Extracted data entries
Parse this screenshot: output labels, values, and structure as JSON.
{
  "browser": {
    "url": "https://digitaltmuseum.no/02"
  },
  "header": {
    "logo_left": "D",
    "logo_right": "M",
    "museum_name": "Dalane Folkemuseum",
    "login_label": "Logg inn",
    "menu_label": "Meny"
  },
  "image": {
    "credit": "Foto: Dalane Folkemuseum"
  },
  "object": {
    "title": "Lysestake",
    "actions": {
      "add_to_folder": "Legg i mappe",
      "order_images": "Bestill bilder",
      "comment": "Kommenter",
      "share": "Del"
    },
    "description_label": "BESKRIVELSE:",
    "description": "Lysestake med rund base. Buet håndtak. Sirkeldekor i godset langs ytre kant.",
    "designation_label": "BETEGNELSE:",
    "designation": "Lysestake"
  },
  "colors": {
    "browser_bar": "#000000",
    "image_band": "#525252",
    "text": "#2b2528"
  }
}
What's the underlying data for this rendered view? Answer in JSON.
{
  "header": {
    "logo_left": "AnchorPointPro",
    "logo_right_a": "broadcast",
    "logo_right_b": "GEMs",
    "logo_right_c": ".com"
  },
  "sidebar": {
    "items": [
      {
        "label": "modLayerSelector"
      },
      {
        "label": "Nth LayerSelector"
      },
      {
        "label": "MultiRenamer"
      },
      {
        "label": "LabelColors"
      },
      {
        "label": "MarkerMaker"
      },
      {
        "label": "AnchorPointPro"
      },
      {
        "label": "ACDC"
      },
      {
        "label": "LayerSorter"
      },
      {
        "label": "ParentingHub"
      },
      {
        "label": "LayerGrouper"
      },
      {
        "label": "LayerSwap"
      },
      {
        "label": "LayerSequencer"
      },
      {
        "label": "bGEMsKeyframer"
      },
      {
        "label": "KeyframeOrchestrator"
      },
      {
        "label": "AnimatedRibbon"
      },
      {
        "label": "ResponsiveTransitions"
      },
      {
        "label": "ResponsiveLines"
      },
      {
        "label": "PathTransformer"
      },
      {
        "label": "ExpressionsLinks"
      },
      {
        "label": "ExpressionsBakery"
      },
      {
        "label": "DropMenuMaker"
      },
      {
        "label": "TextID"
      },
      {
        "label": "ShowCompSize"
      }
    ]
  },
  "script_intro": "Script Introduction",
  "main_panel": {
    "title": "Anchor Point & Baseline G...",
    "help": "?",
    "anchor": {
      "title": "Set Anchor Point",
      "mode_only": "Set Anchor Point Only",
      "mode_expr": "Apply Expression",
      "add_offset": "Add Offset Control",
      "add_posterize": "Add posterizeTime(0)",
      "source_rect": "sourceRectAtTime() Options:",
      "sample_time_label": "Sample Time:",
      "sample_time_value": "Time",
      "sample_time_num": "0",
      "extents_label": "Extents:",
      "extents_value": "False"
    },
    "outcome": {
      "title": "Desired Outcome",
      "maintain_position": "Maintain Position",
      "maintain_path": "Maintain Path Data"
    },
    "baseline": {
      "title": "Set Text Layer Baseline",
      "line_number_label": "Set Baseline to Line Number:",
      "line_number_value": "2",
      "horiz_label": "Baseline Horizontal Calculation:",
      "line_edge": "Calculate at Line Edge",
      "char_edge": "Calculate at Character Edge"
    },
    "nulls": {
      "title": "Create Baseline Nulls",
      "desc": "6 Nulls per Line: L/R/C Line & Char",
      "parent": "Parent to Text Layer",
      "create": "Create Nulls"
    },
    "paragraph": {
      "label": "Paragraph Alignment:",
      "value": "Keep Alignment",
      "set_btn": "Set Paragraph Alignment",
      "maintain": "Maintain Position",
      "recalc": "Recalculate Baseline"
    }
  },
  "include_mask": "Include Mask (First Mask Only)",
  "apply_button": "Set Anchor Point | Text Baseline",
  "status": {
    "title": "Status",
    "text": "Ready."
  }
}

Problem => From the material above, gather all lines that include the string "Edge" and copy them.

Final result =>
      "line_edge": "Calculate at Line Edge",
      "char_edge": "Calculate at Character Edge"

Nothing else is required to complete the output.